# [TO BE DONE]
What is the number of lines that include the word "Start"? Provide only that figure.
· · · · ·
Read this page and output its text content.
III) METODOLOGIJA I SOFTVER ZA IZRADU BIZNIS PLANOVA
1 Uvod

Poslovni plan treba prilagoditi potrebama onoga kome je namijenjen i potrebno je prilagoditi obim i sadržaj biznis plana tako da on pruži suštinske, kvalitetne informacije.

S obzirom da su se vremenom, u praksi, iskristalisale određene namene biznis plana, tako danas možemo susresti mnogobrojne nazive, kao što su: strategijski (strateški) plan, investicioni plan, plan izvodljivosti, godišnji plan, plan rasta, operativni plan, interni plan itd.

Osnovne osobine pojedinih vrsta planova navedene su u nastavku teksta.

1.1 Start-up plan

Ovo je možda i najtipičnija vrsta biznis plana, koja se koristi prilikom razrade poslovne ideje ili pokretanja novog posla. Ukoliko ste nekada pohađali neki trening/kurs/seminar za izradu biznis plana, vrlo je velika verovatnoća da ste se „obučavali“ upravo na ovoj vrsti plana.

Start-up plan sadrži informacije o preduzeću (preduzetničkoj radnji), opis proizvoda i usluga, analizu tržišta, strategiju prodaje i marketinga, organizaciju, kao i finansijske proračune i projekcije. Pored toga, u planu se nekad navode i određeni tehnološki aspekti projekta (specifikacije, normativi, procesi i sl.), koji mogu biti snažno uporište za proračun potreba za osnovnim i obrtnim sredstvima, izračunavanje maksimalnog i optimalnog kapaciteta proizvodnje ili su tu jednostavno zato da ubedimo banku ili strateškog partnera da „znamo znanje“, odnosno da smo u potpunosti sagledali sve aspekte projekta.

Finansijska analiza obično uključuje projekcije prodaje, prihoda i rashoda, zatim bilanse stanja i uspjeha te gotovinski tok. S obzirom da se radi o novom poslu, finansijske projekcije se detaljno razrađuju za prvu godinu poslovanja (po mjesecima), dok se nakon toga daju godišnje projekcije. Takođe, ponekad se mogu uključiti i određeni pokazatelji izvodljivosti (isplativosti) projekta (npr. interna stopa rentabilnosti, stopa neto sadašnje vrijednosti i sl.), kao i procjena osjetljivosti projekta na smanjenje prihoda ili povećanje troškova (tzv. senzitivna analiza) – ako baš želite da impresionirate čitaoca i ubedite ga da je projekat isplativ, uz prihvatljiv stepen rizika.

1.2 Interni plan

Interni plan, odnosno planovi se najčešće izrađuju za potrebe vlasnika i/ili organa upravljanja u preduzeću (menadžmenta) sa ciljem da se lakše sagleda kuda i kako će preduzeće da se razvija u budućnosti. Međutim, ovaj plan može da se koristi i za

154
· · · · ·
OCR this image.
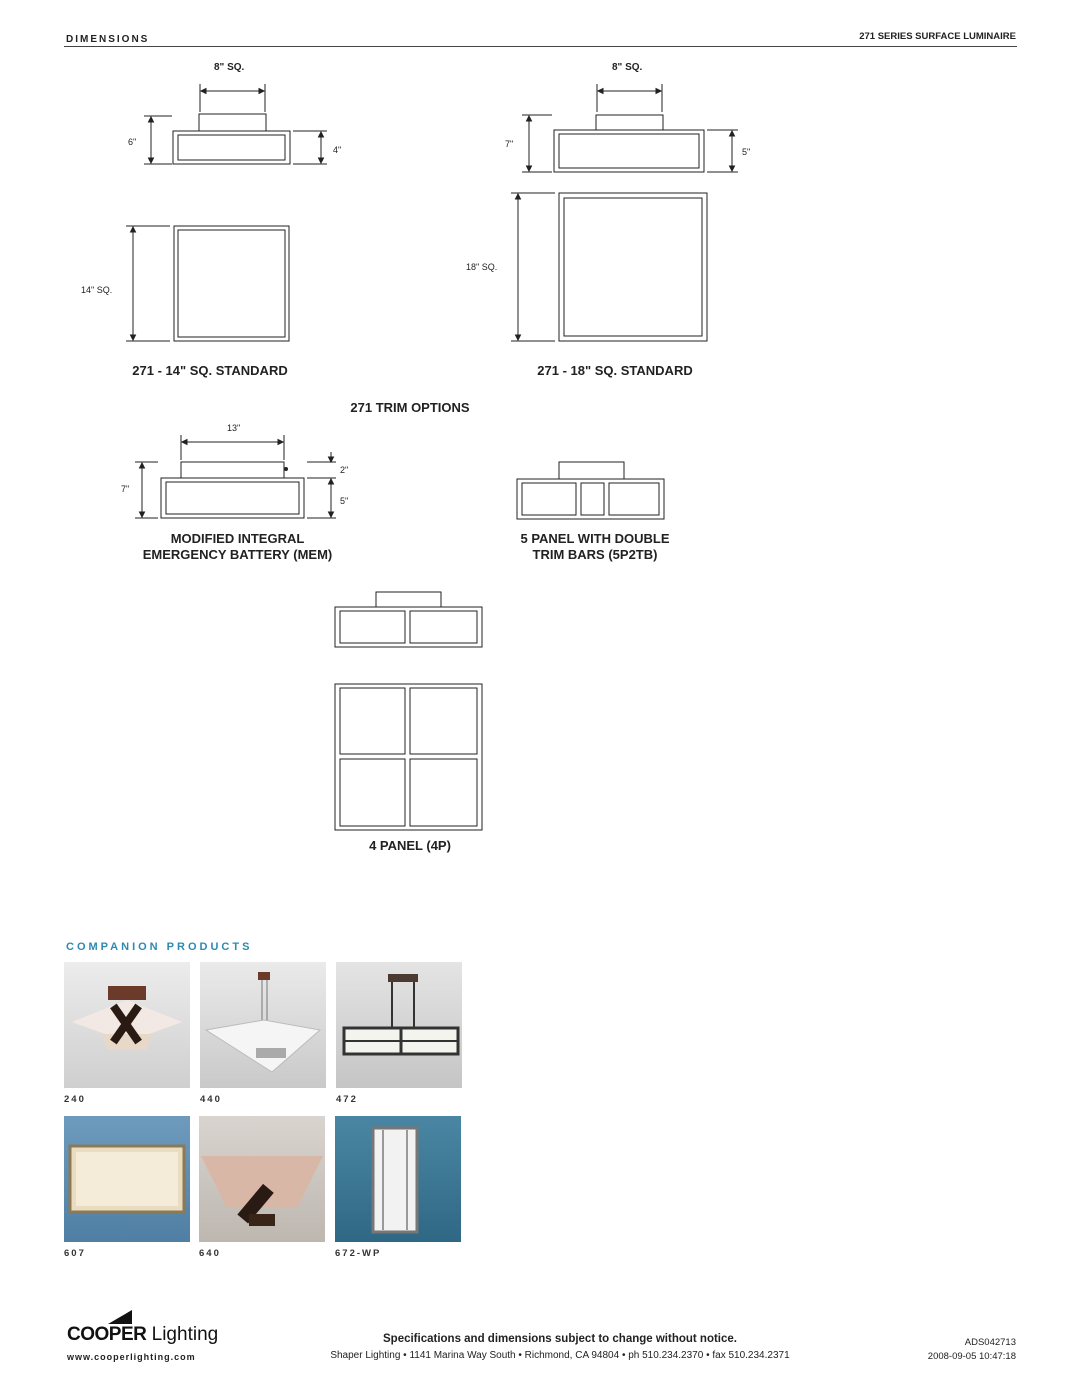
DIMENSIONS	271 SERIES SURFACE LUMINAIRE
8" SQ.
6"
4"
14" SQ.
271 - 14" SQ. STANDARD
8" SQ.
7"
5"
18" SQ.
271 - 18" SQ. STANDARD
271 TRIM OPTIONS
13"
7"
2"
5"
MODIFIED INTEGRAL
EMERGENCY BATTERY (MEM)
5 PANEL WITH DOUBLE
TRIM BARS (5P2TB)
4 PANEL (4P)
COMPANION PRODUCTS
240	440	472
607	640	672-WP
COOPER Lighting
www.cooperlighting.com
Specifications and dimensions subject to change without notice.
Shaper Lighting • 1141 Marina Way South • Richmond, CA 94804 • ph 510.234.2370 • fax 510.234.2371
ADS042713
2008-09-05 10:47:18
· · · · ·
# [SOLUTION TO THE PROBLEM]
2